# Requirement:
From the entries below, copy every line holding the word "text".

# Records:
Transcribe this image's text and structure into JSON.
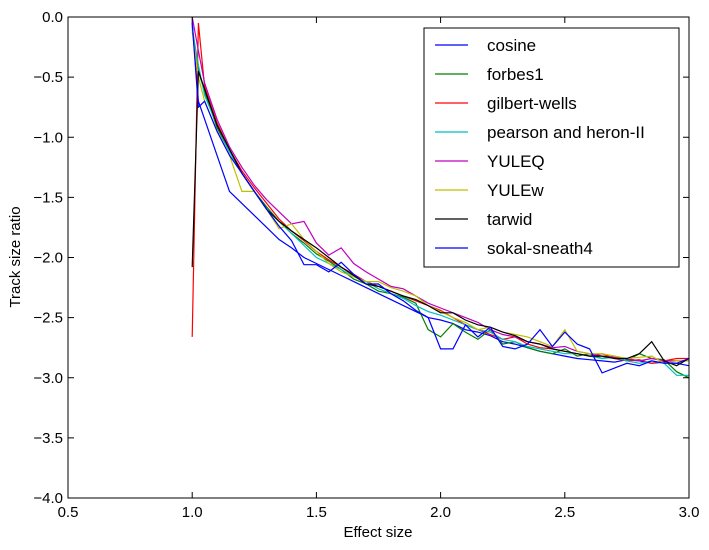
{
  "chart_data": {
    "type": "line",
    "title": "",
    "xlabel": "Effect size",
    "ylabel": "Track size ratio",
    "xlim": [
      0.5,
      3.0
    ],
    "ylim": [
      -4.0,
      0.0
    ],
    "xticks": [
      0.5,
      1.0,
      1.5,
      2.0,
      2.5,
      3.0
    ],
    "xtick_labels": [
      "0.5",
      "1.0",
      "1.5",
      "2.0",
      "2.5",
      "3.0"
    ],
    "yticks": [
      0.0,
      -0.5,
      -1.0,
      -1.5,
      -2.0,
      -2.5,
      -3.0,
      -3.5,
      -4.0
    ],
    "ytick_labels": [
      "0.0",
      "−0.5",
      "−1.0",
      "−1.5",
      "−2.0",
      "−2.5",
      "−3.0",
      "−3.5",
      "−4.0"
    ],
    "grid": false,
    "legend": "top-right",
    "series": [
      {
        "name": "cosine",
        "color": "#0000ff",
        "x": [
          1.0,
          1.025,
          1.05,
          1.1,
          1.15,
          1.2,
          1.25,
          1.3,
          1.35,
          1.4,
          1.45,
          1.5,
          1.55,
          1.6,
          1.65,
          1.7,
          1.75,
          1.8,
          1.85,
          1.9,
          1.95,
          2.0,
          2.05,
          2.1,
          2.15,
          2.2,
          2.25,
          2.3,
          2.35,
          2.4,
          2.45,
          2.5,
          2.55,
          2.6,
          2.65,
          2.7,
          2.75,
          2.8,
          2.85,
          2.9,
          2.95,
          3.0
        ],
        "values": [
          -0.05,
          -0.7,
          -0.85,
          -1.15,
          -1.45,
          -1.55,
          -1.65,
          -1.75,
          -1.85,
          -1.92,
          -2.0,
          -2.05,
          -2.1,
          -2.15,
          -2.2,
          -2.25,
          -2.3,
          -2.35,
          -2.4,
          -2.45,
          -2.5,
          -2.52,
          -2.55,
          -2.6,
          -2.62,
          -2.65,
          -2.7,
          -2.72,
          -2.75,
          -2.78,
          -2.8,
          -2.82,
          -2.84,
          -2.85,
          -2.86,
          -2.87,
          -2.85,
          -2.86,
          -2.88,
          -2.87,
          -2.88,
          -2.9
        ]
      },
      {
        "name": "forbes1",
        "color": "#008000",
        "x": [
          1.0,
          1.025,
          1.05,
          1.1,
          1.15,
          1.2,
          1.25,
          1.3,
          1.35,
          1.4,
          1.45,
          1.5,
          1.55,
          1.6,
          1.65,
          1.7,
          1.75,
          1.8,
          1.85,
          1.9,
          1.95,
          2.0,
          2.05,
          2.1,
          2.15,
          2.2,
          2.25,
          2.3,
          2.35,
          2.4,
          2.45,
          2.5,
          2.55,
          2.6,
          2.65,
          2.7,
          2.75,
          2.8,
          2.85,
          2.9,
          2.95,
          3.0
        ],
        "values": [
          -0.08,
          -0.45,
          -0.62,
          -0.92,
          -1.12,
          -1.3,
          -1.45,
          -1.58,
          -1.7,
          -1.8,
          -1.88,
          -1.97,
          -2.03,
          -2.1,
          -2.18,
          -2.22,
          -2.28,
          -2.3,
          -2.33,
          -2.38,
          -2.6,
          -2.66,
          -2.55,
          -2.62,
          -2.68,
          -2.6,
          -2.72,
          -2.7,
          -2.75,
          -2.78,
          -2.8,
          -2.76,
          -2.82,
          -2.8,
          -2.84,
          -2.82,
          -2.86,
          -2.8,
          -2.84,
          -2.85,
          -2.95,
          -3.0
        ]
      },
      {
        "name": "gilbert-wells",
        "color": "#ff0000",
        "x": [
          1.0,
          1.025,
          1.05,
          1.1,
          1.15,
          1.2,
          1.25,
          1.3,
          1.35,
          1.4,
          1.45,
          1.5,
          1.55,
          1.6,
          1.65,
          1.7,
          1.75,
          1.8,
          1.85,
          1.9,
          1.95,
          2.0,
          2.05,
          2.1,
          2.15,
          2.2,
          2.25,
          2.3,
          2.35,
          2.4,
          2.45,
          2.5,
          2.55,
          2.6,
          2.65,
          2.7,
          2.75,
          2.8,
          2.85,
          2.9,
          2.95,
          3.0
        ],
        "values": [
          -2.66,
          -0.05,
          -0.58,
          -0.88,
          -1.1,
          -1.28,
          -1.42,
          -1.55,
          -1.68,
          -1.78,
          -1.86,
          -1.95,
          -2.02,
          -2.08,
          -2.14,
          -2.2,
          -2.24,
          -2.28,
          -2.32,
          -2.36,
          -2.4,
          -2.44,
          -2.5,
          -2.56,
          -2.6,
          -2.64,
          -2.68,
          -2.66,
          -2.72,
          -2.75,
          -2.76,
          -2.78,
          -2.8,
          -2.82,
          -2.8,
          -2.84,
          -2.86,
          -2.85,
          -2.88,
          -2.86,
          -2.84,
          -2.84
        ]
      },
      {
        "name": "pearson and heron-II",
        "color": "#00bfbf",
        "x": [
          1.0,
          1.025,
          1.05,
          1.1,
          1.15,
          1.2,
          1.25,
          1.3,
          1.35,
          1.4,
          1.45,
          1.5,
          1.55,
          1.6,
          1.65,
          1.7,
          1.75,
          1.8,
          1.85,
          1.9,
          1.95,
          2.0,
          2.05,
          2.1,
          2.15,
          2.2,
          2.25,
          2.3,
          2.35,
          2.4,
          2.45,
          2.5,
          2.55,
          2.6,
          2.65,
          2.7,
          2.75,
          2.8,
          2.85,
          2.9,
          2.95,
          3.0
        ],
        "values": [
          -0.1,
          -0.4,
          -0.65,
          -0.9,
          -1.12,
          -1.3,
          -1.45,
          -1.6,
          -1.7,
          -1.8,
          -1.9,
          -2.0,
          -2.05,
          -2.1,
          -2.16,
          -2.2,
          -2.26,
          -2.3,
          -2.34,
          -2.4,
          -2.45,
          -2.48,
          -2.52,
          -2.56,
          -2.6,
          -2.62,
          -2.68,
          -2.7,
          -2.74,
          -2.76,
          -2.78,
          -2.8,
          -2.8,
          -2.82,
          -2.84,
          -2.83,
          -2.86,
          -2.88,
          -2.86,
          -2.88,
          -2.98,
          -2.98
        ]
      },
      {
        "name": "YULEQ",
        "color": "#bf00bf",
        "x": [
          1.0,
          1.025,
          1.05,
          1.1,
          1.15,
          1.2,
          1.25,
          1.3,
          1.35,
          1.4,
          1.45,
          1.5,
          1.55,
          1.6,
          1.65,
          1.7,
          1.75,
          1.8,
          1.85,
          1.9,
          1.95,
          2.0,
          2.05,
          2.1,
          2.15,
          2.2,
          2.25,
          2.3,
          2.35,
          2.4,
          2.45,
          2.5,
          2.55,
          2.6,
          2.65,
          2.7,
          2.75,
          2.8,
          2.85,
          2.9,
          2.95,
          3.0
        ],
        "values": [
          0.0,
          -0.28,
          -0.55,
          -0.85,
          -1.08,
          -1.25,
          -1.4,
          -1.52,
          -1.62,
          -1.72,
          -1.7,
          -1.88,
          -1.98,
          -1.92,
          -2.05,
          -2.12,
          -2.18,
          -2.24,
          -2.26,
          -2.32,
          -2.38,
          -2.42,
          -2.46,
          -2.5,
          -2.54,
          -2.6,
          -2.64,
          -2.66,
          -2.7,
          -2.72,
          -2.75,
          -2.74,
          -2.78,
          -2.8,
          -2.82,
          -2.83,
          -2.84,
          -2.86,
          -2.84,
          -2.86,
          -2.86,
          -2.86
        ]
      },
      {
        "name": "YULEw",
        "color": "#bfbf00",
        "x": [
          1.0,
          1.025,
          1.05,
          1.1,
          1.15,
          1.2,
          1.25,
          1.3,
          1.35,
          1.4,
          1.45,
          1.5,
          1.55,
          1.6,
          1.65,
          1.7,
          1.75,
          1.8,
          1.85,
          1.9,
          1.95,
          2.0,
          2.05,
          2.1,
          2.15,
          2.2,
          2.25,
          2.3,
          2.35,
          2.4,
          2.45,
          2.5,
          2.55,
          2.6,
          2.65,
          2.7,
          2.75,
          2.8,
          2.85,
          2.9,
          2.95,
          3.0
        ],
        "values": [
          -0.12,
          -0.5,
          -0.7,
          -0.95,
          -1.15,
          -1.45,
          -1.45,
          -1.6,
          -1.76,
          -1.72,
          -1.85,
          -1.95,
          -2.05,
          -2.12,
          -2.16,
          -2.2,
          -2.2,
          -2.25,
          -2.28,
          -2.32,
          -2.4,
          -2.45,
          -2.5,
          -2.54,
          -2.6,
          -2.58,
          -2.62,
          -2.64,
          -2.66,
          -2.7,
          -2.74,
          -2.6,
          -2.78,
          -2.8,
          -2.8,
          -2.82,
          -2.84,
          -2.83,
          -2.82,
          -2.88,
          -2.86,
          -2.86
        ]
      },
      {
        "name": "tarwid",
        "color": "#000000",
        "x": [
          1.0,
          1.025,
          1.05,
          1.1,
          1.15,
          1.2,
          1.25,
          1.3,
          1.35,
          1.4,
          1.45,
          1.5,
          1.55,
          1.6,
          1.65,
          1.7,
          1.75,
          1.8,
          1.85,
          1.9,
          1.95,
          2.0,
          2.05,
          2.1,
          2.15,
          2.2,
          2.25,
          2.3,
          2.35,
          2.4,
          2.45,
          2.5,
          2.55,
          2.6,
          2.65,
          2.7,
          2.75,
          2.8,
          2.85,
          2.9,
          2.95,
          3.0
        ],
        "values": [
          -2.08,
          -0.45,
          -0.6,
          -0.9,
          -1.1,
          -1.3,
          -1.45,
          -1.6,
          -1.7,
          -1.78,
          -1.85,
          -1.92,
          -2.0,
          -2.08,
          -2.15,
          -2.22,
          -2.24,
          -2.28,
          -2.32,
          -2.35,
          -2.4,
          -2.46,
          -2.46,
          -2.52,
          -2.56,
          -2.58,
          -2.62,
          -2.65,
          -2.7,
          -2.72,
          -2.76,
          -2.78,
          -2.8,
          -2.82,
          -2.82,
          -2.84,
          -2.84,
          -2.8,
          -2.7,
          -2.86,
          -2.9,
          -2.84
        ]
      },
      {
        "name": "sokal-sneath4",
        "color": "#0000ff",
        "x": [
          1.0,
          1.025,
          1.05,
          1.1,
          1.15,
          1.2,
          1.25,
          1.3,
          1.35,
          1.4,
          1.45,
          1.5,
          1.55,
          1.6,
          1.65,
          1.7,
          1.75,
          1.8,
          1.85,
          1.9,
          1.95,
          2.0,
          2.05,
          2.1,
          2.15,
          2.2,
          2.25,
          2.3,
          2.35,
          2.4,
          2.45,
          2.5,
          2.55,
          2.6,
          2.65,
          2.7,
          2.75,
          2.8,
          2.85,
          2.9,
          2.95,
          3.0
        ],
        "values": [
          -0.05,
          -0.75,
          -0.7,
          -0.95,
          -1.15,
          -1.3,
          -1.45,
          -1.6,
          -1.74,
          -1.86,
          -2.06,
          -2.06,
          -2.12,
          -2.04,
          -2.14,
          -2.22,
          -2.22,
          -2.3,
          -2.36,
          -2.44,
          -2.5,
          -2.76,
          -2.76,
          -2.56,
          -2.66,
          -2.58,
          -2.74,
          -2.76,
          -2.72,
          -2.6,
          -2.74,
          -2.62,
          -2.72,
          -2.76,
          -2.96,
          -2.92,
          -2.88,
          -2.9,
          -2.86,
          -2.88,
          -2.88,
          -2.84
        ]
      }
    ]
  }
}
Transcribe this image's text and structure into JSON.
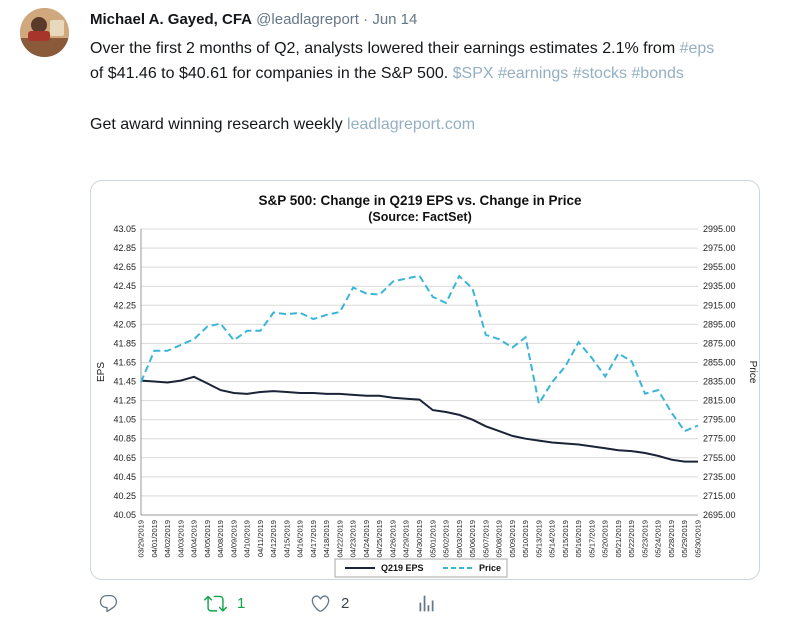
{
  "tweet": {
    "author": "Michael A. Gayed, CFA",
    "handle": "@leadlagreport",
    "separator": "·",
    "date": "Jun 14",
    "body": {
      "part1": "Over the first 2 months of Q2, analysts lowered their earnings estimates 2.1% from ",
      "tag_eps": "#eps",
      "part2": " of $41.46 to $40.61 for companies in the S&P 500. ",
      "tags_trailing": "$SPX #earnings #stocks #bonds"
    },
    "promo": {
      "text": "Get award winning research weekly ",
      "link": "leadlagreport.com"
    },
    "actions": {
      "retweet_count": "1",
      "like_count": "2"
    }
  },
  "icons": {
    "reply": "reply-speech-bubble",
    "retweet": "retweet-arrows",
    "like": "heart-outline",
    "analytics": "vertical-bar-chart"
  },
  "colors": {
    "link": "#94afc2",
    "retweet_green": "#10a54a",
    "icon_gray": "#657786",
    "text": "#14171a",
    "chart_grid": "#d9d9d9"
  },
  "chart_data": {
    "type": "line",
    "title": "S&P 500: Change in Q219 EPS vs. Change in Price",
    "subtitle": "(Source: FactSet)",
    "ylabel_left": "EPS",
    "ylabel_right": "Price",
    "ylim_left": [
      40.05,
      43.05
    ],
    "ylim_right": [
      2695.0,
      2995.0
    ],
    "ytick_step_left": 0.2,
    "ytick_step_right": 20.0,
    "grid": true,
    "legend_position": "bottom",
    "categories": [
      "03/29/2019",
      "04/01/2019",
      "04/02/2019",
      "04/03/2019",
      "04/04/2019",
      "04/05/2019",
      "04/08/2019",
      "04/09/2019",
      "04/10/2019",
      "04/11/2019",
      "04/12/2019",
      "04/15/2019",
      "04/16/2019",
      "04/17/2019",
      "04/18/2019",
      "04/22/2019",
      "04/23/2019",
      "04/24/2019",
      "04/25/2019",
      "04/26/2019",
      "04/29/2019",
      "04/30/2019",
      "05/01/2019",
      "05/02/2019",
      "05/03/2019",
      "05/06/2019",
      "05/07/2019",
      "05/08/2019",
      "05/09/2019",
      "05/10/2019",
      "05/13/2019",
      "05/14/2019",
      "05/15/2019",
      "05/16/2019",
      "05/17/2019",
      "05/20/2019",
      "05/21/2019",
      "05/22/2019",
      "05/23/2019",
      "05/24/2019",
      "05/28/2019",
      "05/29/2019",
      "05/30/2019"
    ],
    "series": [
      {
        "name": "Q219 EPS",
        "axis": "left",
        "style": "solid",
        "dash": "",
        "color": "#1b2437",
        "values": [
          41.46,
          41.45,
          41.44,
          41.46,
          41.5,
          41.43,
          41.36,
          41.33,
          41.32,
          41.34,
          41.35,
          41.34,
          41.33,
          41.33,
          41.32,
          41.32,
          41.31,
          41.3,
          41.3,
          41.28,
          41.27,
          41.26,
          41.15,
          41.13,
          41.1,
          41.05,
          40.98,
          40.93,
          40.88,
          40.85,
          40.83,
          40.81,
          40.8,
          40.79,
          40.77,
          40.75,
          40.73,
          40.72,
          40.7,
          40.67,
          40.63,
          40.61,
          40.61
        ]
      },
      {
        "name": "Price",
        "axis": "right",
        "style": "dashed",
        "dash": "7 4",
        "color": "#3ab5d8",
        "values": [
          2834.4,
          2867.19,
          2867.24,
          2873.4,
          2879.39,
          2892.74,
          2895.77,
          2878.2,
          2888.21,
          2888.32,
          2907.41,
          2905.58,
          2907.06,
          2900.45,
          2905.03,
          2907.97,
          2933.68,
          2927.25,
          2926.17,
          2939.88,
          2943.03,
          2945.83,
          2923.73,
          2917.52,
          2945.64,
          2932.47,
          2884.05,
          2879.42,
          2870.72,
          2881.4,
          2811.87,
          2834.41,
          2850.96,
          2876.32,
          2859.53,
          2840.23,
          2864.36,
          2856.27,
          2822.24,
          2826.06,
          2802.39,
          2783.02,
          2788.86
        ]
      }
    ]
  }
}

# The result:
Transcribe this image's text and structure into JSON.
Transcribe this image's text and structure into JSON.
      "text": "Get award winning research weekly ",
    "text": "#14171a",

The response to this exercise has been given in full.